# Exercise prompt
Extract the text of each entry below exactly, leaving every image behind.

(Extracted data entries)
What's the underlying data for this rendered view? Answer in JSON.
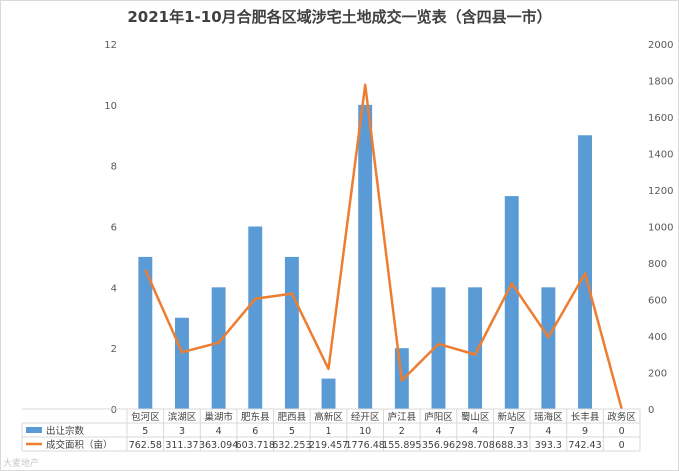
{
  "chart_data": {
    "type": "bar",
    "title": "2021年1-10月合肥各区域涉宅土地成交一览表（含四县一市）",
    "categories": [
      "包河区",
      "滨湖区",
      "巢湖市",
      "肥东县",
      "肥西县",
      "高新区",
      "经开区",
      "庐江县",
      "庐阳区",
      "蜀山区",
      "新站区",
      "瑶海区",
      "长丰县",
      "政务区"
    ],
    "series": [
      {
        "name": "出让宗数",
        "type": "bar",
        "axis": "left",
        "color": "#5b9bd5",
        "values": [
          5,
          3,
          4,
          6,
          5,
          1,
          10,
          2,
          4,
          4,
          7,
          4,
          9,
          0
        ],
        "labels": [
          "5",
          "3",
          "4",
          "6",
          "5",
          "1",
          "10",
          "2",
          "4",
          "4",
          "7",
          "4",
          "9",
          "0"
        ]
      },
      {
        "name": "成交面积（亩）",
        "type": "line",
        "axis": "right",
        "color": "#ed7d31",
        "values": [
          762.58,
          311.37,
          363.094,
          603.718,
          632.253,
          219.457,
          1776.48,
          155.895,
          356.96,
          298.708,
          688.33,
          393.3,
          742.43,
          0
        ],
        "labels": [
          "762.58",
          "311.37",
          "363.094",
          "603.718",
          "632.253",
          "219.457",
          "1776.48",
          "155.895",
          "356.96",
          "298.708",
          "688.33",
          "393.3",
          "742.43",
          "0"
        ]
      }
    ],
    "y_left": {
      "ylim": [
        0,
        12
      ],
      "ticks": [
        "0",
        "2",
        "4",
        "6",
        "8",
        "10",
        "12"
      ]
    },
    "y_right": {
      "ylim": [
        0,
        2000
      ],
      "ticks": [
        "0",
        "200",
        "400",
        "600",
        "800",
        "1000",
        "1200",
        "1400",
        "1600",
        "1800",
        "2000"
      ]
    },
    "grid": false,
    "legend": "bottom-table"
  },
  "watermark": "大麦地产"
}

# Worked answer
What's the underlying data for this rendered view? Answer in JSON.
{
  "chart_data": {
    "type": "bar",
    "title": "2021年1-10月合肥各区域涉宅土地成交一览表（含四县一市）",
    "categories": [
      "包河区",
      "滨湖区",
      "巢湖市",
      "肥东县",
      "肥西县",
      "高新区",
      "经开区",
      "庐江县",
      "庐阳区",
      "蜀山区",
      "新站区",
      "瑶海区",
      "长丰县",
      "政务区"
    ],
    "series": [
      {
        "name": "出让宗数",
        "type": "bar",
        "axis": "left",
        "color": "#5b9bd5",
        "values": [
          5,
          3,
          4,
          6,
          5,
          1,
          10,
          2,
          4,
          4,
          7,
          4,
          9,
          0
        ],
        "labels": [
          "5",
          "3",
          "4",
          "6",
          "5",
          "1",
          "10",
          "2",
          "4",
          "4",
          "7",
          "4",
          "9",
          "0"
        ]
      },
      {
        "name": "成交面积（亩）",
        "type": "line",
        "axis": "right",
        "color": "#ed7d31",
        "values": [
          762.58,
          311.37,
          363.094,
          603.718,
          632.253,
          219.457,
          1776.48,
          155.895,
          356.96,
          298.708,
          688.33,
          393.3,
          742.43,
          0
        ],
        "labels": [
          "762.58",
          "311.37",
          "363.094",
          "603.718",
          "632.253",
          "219.457",
          "1776.48",
          "155.895",
          "356.96",
          "298.708",
          "688.33",
          "393.3",
          "742.43",
          "0"
        ]
      }
    ],
    "y_left": {
      "ylim": [
        0,
        12
      ],
      "ticks": [
        "0",
        "2",
        "4",
        "6",
        "8",
        "10",
        "12"
      ]
    },
    "y_right": {
      "ylim": [
        0,
        2000
      ],
      "ticks": [
        "0",
        "200",
        "400",
        "600",
        "800",
        "1000",
        "1200",
        "1400",
        "1600",
        "1800",
        "2000"
      ]
    },
    "grid": false,
    "legend": "bottom-table"
  },
  "watermark": "大麦地产"
}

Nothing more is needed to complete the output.